GIVEN INSTRUCTION -
Check each line for the string "right" and give only the count of lines that have it.

..............................

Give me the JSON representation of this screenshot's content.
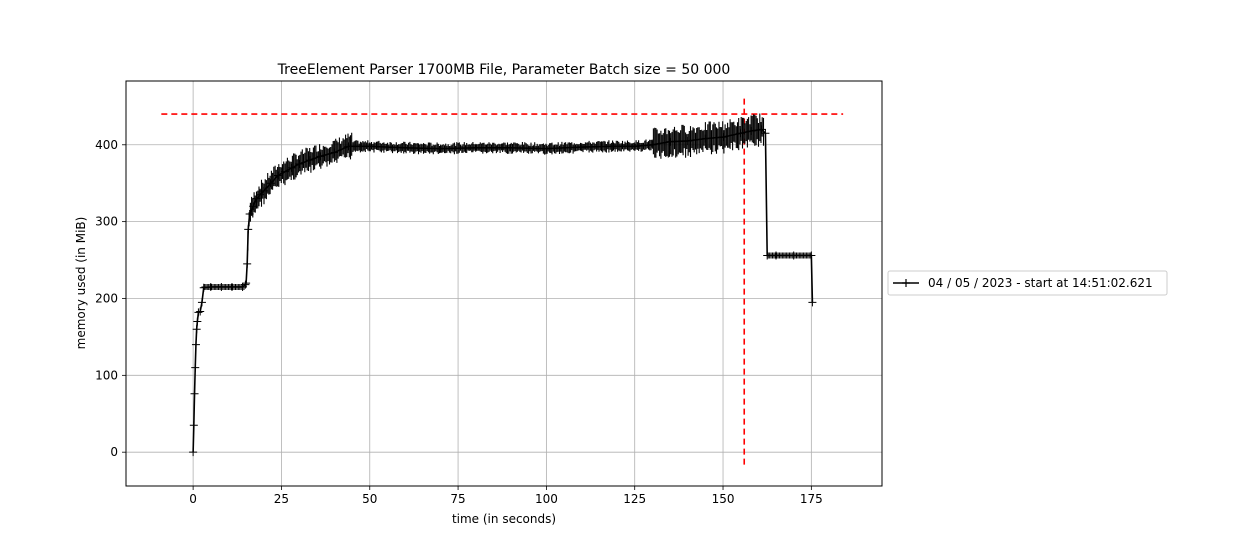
{
  "chart_data": {
    "type": "line",
    "title": "TreeElement Parser 1700MB File, Parameter Batch size = 50 000",
    "xlabel": "time (in seconds)",
    "ylabel": "memory used (in MiB)",
    "xlim": [
      -19,
      195
    ],
    "ylim": [
      -44,
      483
    ],
    "xticks": [
      0,
      25,
      50,
      75,
      100,
      125,
      150,
      175
    ],
    "yticks": [
      0,
      100,
      200,
      300,
      400
    ],
    "grid": true,
    "legend_position": "outside right",
    "series": [
      {
        "name": "04 / 05 / 2023 - start at 14:51:02.621",
        "color": "#000000",
        "marker": "+",
        "x": [
          0,
          0.2,
          0.4,
          0.6,
          0.8,
          1.0,
          1.2,
          1.5,
          2.0,
          2.5,
          3.0,
          5,
          8,
          11,
          14,
          14.8,
          15.0,
          15.3,
          15.6,
          16,
          17,
          18,
          19,
          20,
          22,
          24,
          26,
          28,
          30,
          33,
          36,
          40,
          44,
          50,
          60,
          70,
          80,
          90,
          100,
          110,
          119,
          125,
          130,
          135,
          140,
          145,
          150,
          155,
          158,
          161,
          162,
          162.5,
          165,
          170,
          175,
          175.3
        ],
        "y": [
          0,
          35,
          76,
          110,
          140,
          160,
          170,
          182,
          183,
          195,
          214,
          215,
          215,
          215,
          215,
          218,
          220,
          245,
          290,
          310,
          320,
          330,
          335,
          340,
          350,
          360,
          365,
          370,
          375,
          380,
          385,
          390,
          398,
          398,
          396,
          395,
          396,
          396,
          395,
          397,
          398,
          398,
          400,
          404,
          405,
          408,
          410,
          415,
          418,
          420,
          415,
          256,
          256,
          256,
          256,
          195
        ]
      }
    ],
    "reference_lines": [
      {
        "orientation": "horizontal",
        "y": 440,
        "x_from": -9,
        "x_to": 184,
        "color": "#ff0000",
        "style": "dashed"
      },
      {
        "orientation": "vertical",
        "x": 156,
        "y_from": -20,
        "y_to": 460,
        "color": "#ff0000",
        "style": "dashed"
      }
    ]
  }
}
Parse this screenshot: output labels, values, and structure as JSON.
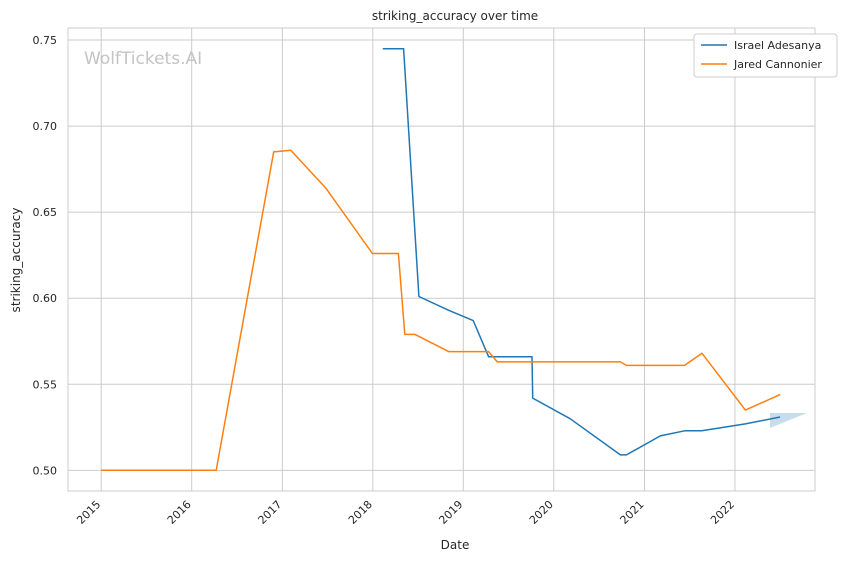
{
  "chart_data": {
    "type": "line",
    "title": "striking_accuracy over time",
    "xlabel": "Date",
    "ylabel": "striking_accuracy",
    "watermark": "WolfTickets.AI",
    "xlim": [
      "2014-08-20",
      "2022-11-20"
    ],
    "ylim": [
      0.488,
      0.757
    ],
    "x_ticks": [
      "2015",
      "2016",
      "2017",
      "2018",
      "2019",
      "2020",
      "2021",
      "2022"
    ],
    "y_ticks": [
      "0.50",
      "0.55",
      "0.60",
      "0.65",
      "0.70",
      "0.75"
    ],
    "grid": true,
    "legend_position": "top-right",
    "series": [
      {
        "name": "Israel Adesanya",
        "color": "#1f77b4",
        "points": [
          [
            "2018-02-10",
            0.745
          ],
          [
            "2018-05-05",
            0.745
          ],
          [
            "2018-07-06",
            0.601
          ],
          [
            "2018-11-03",
            0.593
          ],
          [
            "2019-02-10",
            0.587
          ],
          [
            "2019-04-13",
            0.566
          ],
          [
            "2019-10-05",
            0.566
          ],
          [
            "2019-10-08",
            0.542
          ],
          [
            "2020-03-07",
            0.53
          ],
          [
            "2020-09-26",
            0.509
          ],
          [
            "2020-10-20",
            0.509
          ],
          [
            "2021-03-06",
            0.52
          ],
          [
            "2021-06-12",
            0.523
          ],
          [
            "2021-08-20",
            0.523
          ],
          [
            "2022-02-12",
            0.527
          ],
          [
            "2022-07-02",
            0.531
          ]
        ]
      },
      {
        "name": "Jared Cannonier",
        "color": "#ff7f0e",
        "points": [
          [
            "2015-01-01",
            0.5
          ],
          [
            "2016-04-09",
            0.5
          ],
          [
            "2016-11-27",
            0.685
          ],
          [
            "2017-02-04",
            0.686
          ],
          [
            "2017-06-25",
            0.664
          ],
          [
            "2017-12-30",
            0.626
          ],
          [
            "2018-04-14",
            0.626
          ],
          [
            "2018-05-10",
            0.579
          ],
          [
            "2018-06-20",
            0.579
          ],
          [
            "2018-11-03",
            0.569
          ],
          [
            "2019-04-13",
            0.569
          ],
          [
            "2019-05-18",
            0.563
          ],
          [
            "2020-09-26",
            0.563
          ],
          [
            "2020-10-20",
            0.561
          ],
          [
            "2021-06-12",
            0.561
          ],
          [
            "2021-08-21",
            0.568
          ],
          [
            "2022-02-12",
            0.535
          ],
          [
            "2022-07-02",
            0.544
          ]
        ]
      }
    ]
  }
}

..............................

FINAL RESULT -
2